Editoriale/ Giornata della memoria, "i diritti sono ancora utopia"
di Christine Weise, presidente della Sezione Italiana di Amnesty International
Dopo la sconfitta del nazismo, la comunità internazionale decise di istituire standard internazionali per il rispetto dei diritti umani. Affinché non si ripetessero quegli orrori e quelle torture, miranti all’eliminazione sistematica di persone di religione ebraica, omosessuali, disabili, rom, sinti e oppositori politici, nacque la Dichiarazione universale dei diritti umani del 10 dicembre 1948.

VOCI ESTRATTE:

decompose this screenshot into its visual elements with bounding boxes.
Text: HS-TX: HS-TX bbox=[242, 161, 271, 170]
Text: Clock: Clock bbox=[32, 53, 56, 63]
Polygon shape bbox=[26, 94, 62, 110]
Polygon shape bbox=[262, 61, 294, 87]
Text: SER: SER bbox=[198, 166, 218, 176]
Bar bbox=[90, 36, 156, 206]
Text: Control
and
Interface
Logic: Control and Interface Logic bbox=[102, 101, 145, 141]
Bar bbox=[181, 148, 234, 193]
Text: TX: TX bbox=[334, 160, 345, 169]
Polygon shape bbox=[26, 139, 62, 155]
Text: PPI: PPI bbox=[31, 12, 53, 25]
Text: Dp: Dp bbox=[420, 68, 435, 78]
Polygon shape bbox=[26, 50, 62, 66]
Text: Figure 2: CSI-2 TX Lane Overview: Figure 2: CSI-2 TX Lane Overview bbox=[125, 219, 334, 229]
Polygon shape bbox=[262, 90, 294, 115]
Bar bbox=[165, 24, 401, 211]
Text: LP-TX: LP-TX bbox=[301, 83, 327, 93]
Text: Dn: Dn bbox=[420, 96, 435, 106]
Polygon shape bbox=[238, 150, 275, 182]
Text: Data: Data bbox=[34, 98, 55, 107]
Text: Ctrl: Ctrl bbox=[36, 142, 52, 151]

COSA SI CHIEDE: Prosegui l'editoriale sulla Giornata della memoria a partire dall'ultima frase riportata. Le voci non hanno alcun legame con l'editoriale sulla Giornata della memoria.

RISULTATO:
Purtroppo, 66 anni dopo la liberazione del campo di concentramento di Auschwitz, che ricordiamo il 27 gennaio di ogni anno, quei diritti non sono ancora diventati realtà per tutti gli esseri umani nel mondo, neanche in quell’Europa che ha sancito la realizzazione dei diritti umani nelle sue leggi fondamentali.
Amnesty International è impegnata nella campagna ‘Per un’Europa senza discriminazione’, per contrastare una delle più gravi e diffuse violazioni dei diritti umani nel continente, tuttora attraversato da razzismo, omofobia, islamofobia, antisemitismo e dalla segregazione delle comunità rom.